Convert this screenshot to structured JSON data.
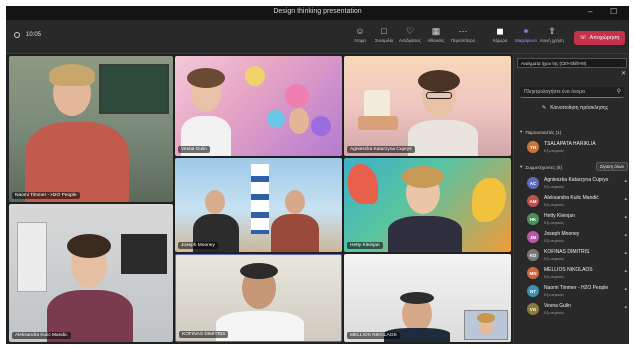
{
  "window": {
    "title": "Design thinking presentation",
    "minimize": "–",
    "close": "☐"
  },
  "meeting": {
    "elapsed": "10:05"
  },
  "toolbar": {
    "buttons": [
      {
        "id": "people",
        "label": "Άτομα",
        "icon": "people-icon"
      },
      {
        "id": "chat",
        "label": "Συνομιλία",
        "icon": "chat-icon"
      },
      {
        "id": "react",
        "label": "Αντιδράσεις",
        "icon": "react-icon"
      },
      {
        "id": "rooms",
        "label": "Αίθουσες",
        "icon": "rooms-icon"
      },
      {
        "id": "more",
        "label": "Περισσότερα",
        "icon": "more-icon"
      },
      {
        "id": "camera",
        "label": "Κάμερα",
        "icon": "camera-icon"
      },
      {
        "id": "mic",
        "label": "Μικρόφωνο",
        "icon": "mic-icon"
      },
      {
        "id": "share",
        "label": "Κοινή χρήση",
        "icon": "share-icon"
      }
    ],
    "leave_label": "Αποχώρηση"
  },
  "tiles": [
    {
      "name": "Naomi Timmer - H2O People"
    },
    {
      "name": "Vesna Gulin"
    },
    {
      "name": "Agnieszka Katarzyna Cuprys"
    },
    {
      "name": "Joseph Mooney"
    },
    {
      "name": "Hetty Kleinjan"
    },
    {
      "name": "Aleksandra Kulic Mandic"
    },
    {
      "name": "KOFINAS DIMITRIS"
    },
    {
      "name": "MELLIOS NIKOLAOS"
    }
  ],
  "panel": {
    "tooltip": "Ανοίγματα ήχου της (Ctrl+Shift+M)",
    "search_placeholder": "Πληκτρολογήστε ένα όνομα",
    "share_invite": "Κοινοποίηση πρόσκλησης",
    "presenters_header": "Παρουσιαστές (1)",
    "attendees_header": "Συμμετέχοντες (8)",
    "mute_all": "Σίγαση όλων",
    "role": "Εξωτερικός",
    "presenters": [
      {
        "initials": "TH",
        "name": "TSALAPATA HARIKLIA",
        "color": "#c8763c"
      }
    ],
    "attendees": [
      {
        "initials": "AC",
        "name": "Agnieszka Katarzyna Cuprys",
        "color": "#5b6bbf"
      },
      {
        "initials": "AM",
        "name": "Aleksandra Kulic Mandić",
        "color": "#c0504d"
      },
      {
        "initials": "HK",
        "name": "Hetty Kleinjan",
        "color": "#4a8f5c"
      },
      {
        "initials": "JM",
        "name": "Joseph Mooney",
        "color": "#b85aa8"
      },
      {
        "initials": "KD",
        "name": "KOFINAS DIMITRIS",
        "color": "#7a7a7a"
      },
      {
        "initials": "MN",
        "name": "MELLIOS NIKOLAOS",
        "color": "#d0643a"
      },
      {
        "initials": "NT",
        "name": "Naomi Timmer - H2O People",
        "color": "#3f8fb5"
      },
      {
        "initials": "VG",
        "name": "Vesna Gulin",
        "color": "#8a7a3c"
      }
    ]
  }
}
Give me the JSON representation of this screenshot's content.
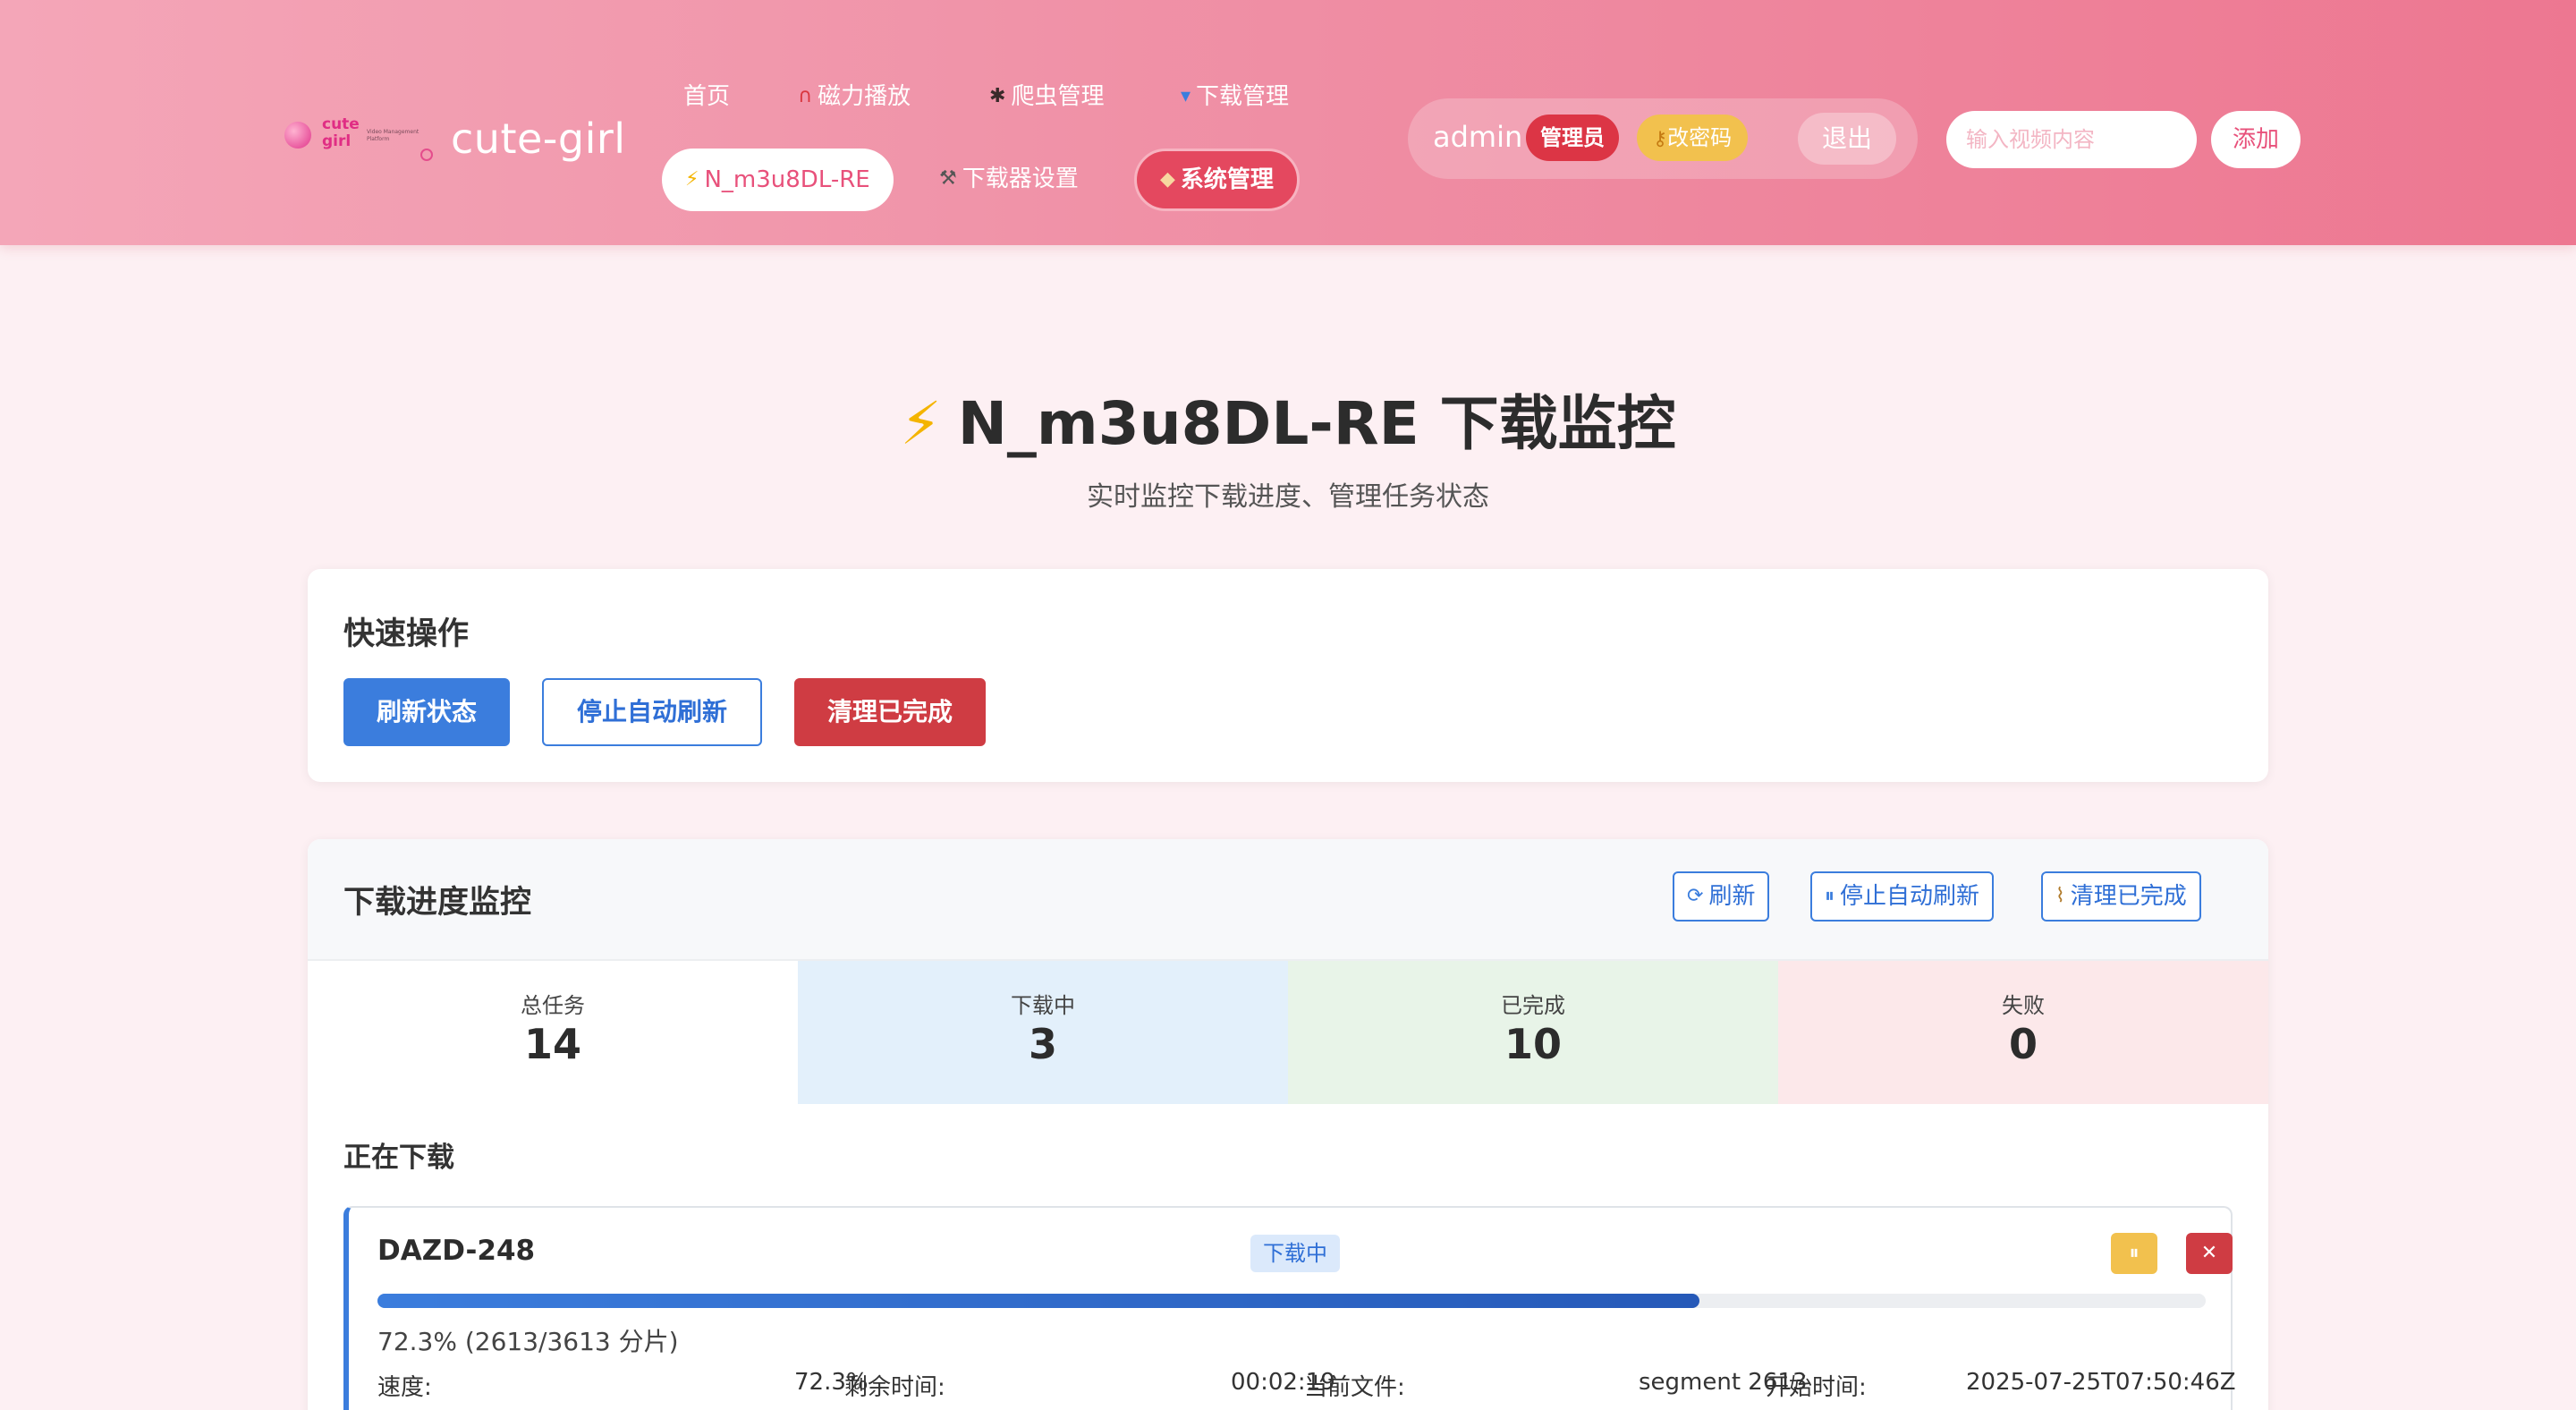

------------------------------------------------

• [PROBLEM TO WORK ON]:
Show each line of the data that contains the string "Agnieszka".

• [EXERCISE RESULT]:
      "name": "Agnieszka Katarzyna Cuprys"
        "name": "Agnieszka Katarzyna Cuprys",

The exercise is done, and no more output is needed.